GESTELLTE AUFGABE 1
Bis wann soll den Fraktionen laut dem Artikel über Prostitution der Gesetzentwurf vorliegen?
GESTELLTE AUFGABE 2
Fassen Sie den Absatz des Artikels über Prostitution, der mit „Dazu sollen vor allem zwei Barrieren fallen“ beginnt, als kurze Liste zusammen.
GESTELLTE AUFGABE 3
Entnehmen Sie dem Artikel über Prostitution die Passage von „Zweitens soll der“ bis „in Verbindung bringen.“ im genauen Wortlaut.

Prostitution als Dienstleistung

Rot-Grün will bald Gesetzentwurf vorlegen: Prostituierte sollen ihrer Arbeit künftig ganz legal nachgehen dürfen

BERLIN taz ■ Der größte Zuhälter ist der Staat. Er verlangt Steuern von Prostituierten aus „gewerbsmäßiger Unzucht“ – ohne Gegenleistung. Die rot-grüne Koalition will der „Doppelmoral“, wie die grüne Frauenpolitikerin Irmingard Schewe-Gerigk es nennt, nun ein Ende machen: Spätestens in zwei Wochen soll den Fraktionen ein Gesetzentwurf vorliegen, der es Frauen und Männern ermöglicht, ganz normal als Prostituierte zu arbeiten – wie Kassierer, Politiker oder Showmaster auch.

Dazu sollen vor allem zwei Barrieren fallen: Erstens soll das Anbieten einer sexuellen Dienstleistung nicht länger „sittenwidrig“ sein. Damit ist die Einigung über Sex gegen Geld ein gültiger Vertrag. Die Hure kann ihre Bezahlung vom Freier einklagen – und sie kann Krankenkasse wie Sozialversicherung beitreten.

Zweitens soll der Straftatbestand „Förderung der Prostitution“ abgeschafft werden. Darunter fiel bislang alles, was über die Vermietung eines normalen Hotelzimmers hinausgeht: Kondome auf dem Nachttisch, rotes Licht, ein Spiegel überm Bett oder was Staatsanwälte sonst mit Puff in Verbindung bringen.

(Einträge aus einem Datensatz)
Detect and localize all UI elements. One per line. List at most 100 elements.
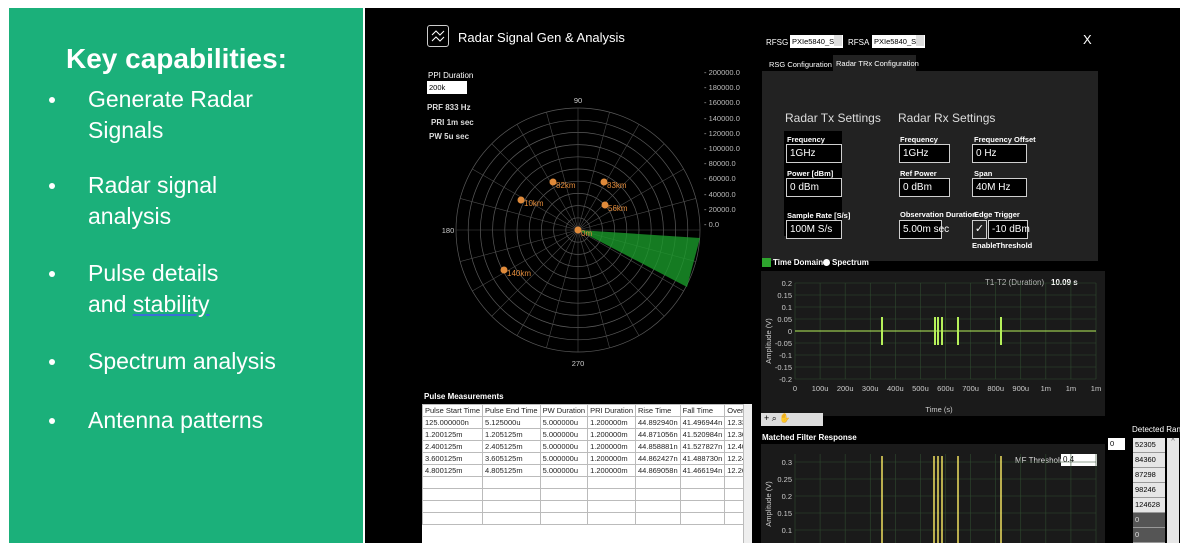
pan-hand-icon[interactable]: ✋ — [779, 413, 790, 423]
tx-power-label: Power [dBm] — [787, 169, 834, 178]
bearing-line — [577, 168, 684, 231]
table-cell — [539, 488, 589, 501]
graph-tools-palette[interactable]: + ⌕ ✋ — [761, 413, 823, 426]
bearing-line — [577, 124, 640, 231]
rx-frequency-input[interactable]: 1GHz — [899, 144, 950, 163]
zoom-icon[interactable]: ⌕ — [772, 413, 777, 423]
edge-trigger-checkbox[interactable]: ✓ — [972, 220, 987, 239]
table-cell: 41.527827n — [679, 440, 726, 453]
detected-index-input[interactable]: 0 — [1108, 438, 1125, 450]
rx-edge-trigger-input[interactable]: -10 dBm — [988, 220, 1030, 239]
spectrum-radio[interactable] — [823, 259, 830, 266]
rx-span-input[interactable]: 40M Hz — [972, 178, 1027, 197]
bearing-line — [460, 198, 579, 231]
range-tick: - 0.0 — [704, 220, 720, 229]
spectrum-label: Spectrum — [832, 258, 869, 267]
detected-range-item[interactable]: 0 — [1133, 513, 1165, 528]
table-cell: 44.869058n — [635, 464, 681, 477]
rfsa-value: PXIe5840_SI — [874, 37, 919, 46]
table-cell — [587, 512, 637, 525]
table-scrollbar[interactable] — [743, 404, 752, 543]
table-row[interactable]: 1.200125m 1.205125m 5.000000u 1.200000m 44.8… — [422, 428, 752, 441]
tx-power-input[interactable]: 0 dBm — [786, 178, 842, 197]
table-row[interactable] — [422, 500, 752, 513]
detected-range-item[interactable]: 87298 — [1133, 468, 1165, 483]
range-tick: - 180000.0 — [704, 83, 740, 93]
detected-range-item[interactable]: 0 — [1133, 528, 1165, 543]
rx-offset-input[interactable]: 0 Hz — [972, 144, 1027, 163]
tab-radar-trx-configuration[interactable]: Radar TRx Configuration — [833, 55, 919, 71]
pulse-measurements-title: Pulse Measurements — [424, 392, 504, 401]
table-cell — [679, 500, 726, 513]
bearing-line — [546, 229, 579, 348]
table-header[interactable]: Fall Time — [679, 404, 726, 417]
rx-observation-input[interactable]: 5.00m sec — [899, 220, 949, 239]
matched-filter-chart: 0.30.250.20.150.10.05 Amplitude (V) — [764, 454, 1097, 543]
matched-filter-ylabel: Amplitude (V) — [764, 481, 773, 527]
target-label: 83km — [607, 181, 627, 190]
detected-range-item[interactable]: 84360 — [1133, 453, 1165, 468]
rx-ref-power-input[interactable]: 0 dBm — [899, 178, 950, 197]
crosshair-icon[interactable]: + — [764, 413, 769, 423]
bullet-icon — [49, 271, 55, 277]
capability-line: Antenna patterns — [88, 407, 264, 433]
radar-sweep — [578, 230, 700, 287]
capability-line: analysis — [88, 203, 172, 229]
y-tick-label: 0.05 — [777, 315, 792, 324]
table-header[interactable]: PRI Duration — [587, 404, 637, 417]
range-tick: - 140000.0 — [704, 113, 740, 123]
table-header[interactable]: Rise Time — [635, 404, 681, 417]
table-cell: 44.858881n — [635, 440, 681, 453]
tx-settings-title: Radar Tx Settings — [785, 111, 881, 125]
detected-scrollbar[interactable]: ^ — [1167, 438, 1179, 543]
detected-range-item[interactable]: 52305 — [1133, 438, 1165, 453]
bullet-icon — [49, 183, 55, 189]
table-row[interactable] — [422, 488, 752, 501]
table-row[interactable]: 3.600125m 3.605125m 5.000000u 1.200000m 44.8… — [422, 452, 752, 465]
table-row[interactable]: 125.000000n 5.125000u 5.000000u 1.200000m 44… — [422, 416, 752, 429]
tx-sample-rate-input[interactable]: 100M S/s — [786, 220, 842, 239]
bullet-icon — [49, 418, 55, 424]
rx-ref-power-label: Ref Power — [900, 169, 937, 178]
close-button[interactable]: X — [1083, 32, 1092, 47]
y-tick-label: 0.15 — [777, 291, 792, 300]
table-cell — [679, 512, 726, 525]
table-cell — [422, 512, 484, 525]
detected-range-item[interactable]: 124628 — [1133, 498, 1165, 513]
bearing-line — [460, 229, 579, 262]
table-cell: 4.805125m — [482, 464, 541, 477]
rfsg-select[interactable]: PXIe5840_SI — [790, 35, 843, 48]
table-cell — [422, 488, 484, 501]
time-domain-radio[interactable] — [762, 258, 771, 267]
x-tick-label: 1m — [1091, 384, 1101, 393]
x-tick-label: 200u — [837, 384, 854, 393]
bearing-line — [577, 112, 610, 231]
time-domain-chart: 0.20.150.10.050-0.05-0.1-0.15-0.20 100u 20… — [764, 279, 1101, 414]
table-cell — [679, 488, 726, 501]
table-header[interactable]: Pulse End Time — [482, 404, 541, 417]
rfsa-select[interactable]: PXIe5840_SI — [872, 35, 925, 48]
table-cell: 41.466194n — [679, 464, 726, 477]
table-row[interactable] — [422, 512, 752, 525]
table-row[interactable]: 2.400125m 2.405125m 5.000000u 1.200000m 44.8… — [422, 440, 752, 453]
chevron-down-icon — [834, 35, 842, 46]
y-tick-label: 0 — [788, 327, 792, 336]
x-tick-label: 300u — [862, 384, 879, 393]
table-row[interactable] — [422, 476, 752, 489]
table-cell: 125.000000n — [422, 416, 484, 429]
table-header[interactable]: PW Duration — [539, 404, 589, 417]
tab-rsg-configuration[interactable]: RSG Configuration — [766, 58, 835, 71]
table-header[interactable]: Pulse Start Time — [422, 404, 484, 417]
table-cell: 44.892940n — [635, 416, 681, 429]
detected-range-item[interactable]: 98246 — [1133, 483, 1165, 498]
table-cell: 4.800125m — [422, 464, 484, 477]
time-domain-label: Time Domain — [773, 258, 824, 267]
bullet-icon — [49, 97, 55, 103]
tx-frequency-input[interactable]: 1GHz — [786, 144, 842, 163]
rx-frequency-label: Frequency — [900, 135, 938, 144]
table-cell: 1.205125m — [482, 428, 541, 441]
rx-settings-title: Radar Rx Settings — [898, 111, 996, 125]
target-label: 140km — [507, 269, 531, 278]
table-row[interactable]: 4.800125m 4.805125m 5.000000u 1.200000m 44.8… — [422, 464, 752, 477]
x-tick-label: 400u — [887, 384, 904, 393]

ANTWORT 1
Spätestens in zwei Wochen.

ANTWORT 2
- Das Anbieten einer sexuellen Dienstleistung soll nicht länger als „sittenwidrig“ gelten.
- Eine Einigung über Sex gegen Geld wird damit zu einem gültigen Vertrag.
- Prostituierte können ihre Bezahlung vom Freier einklagen.
- Sie können der Krankenkasse und der Sozialversicherung beitreten.

ANTWORT 3
Zweitens soll der Straftatbestand „Förderung der Prostitution“ abgeschafft werden. Darunter fiel bislang alles, was über die Vermietung eines normalen Hotelzimmers hinausgeht: Kondome auf dem Nachttisch, rotes Licht, ein Spiegel überm Bett oder was Staatsanwälte sonst mit Puff in Verbindung bringen.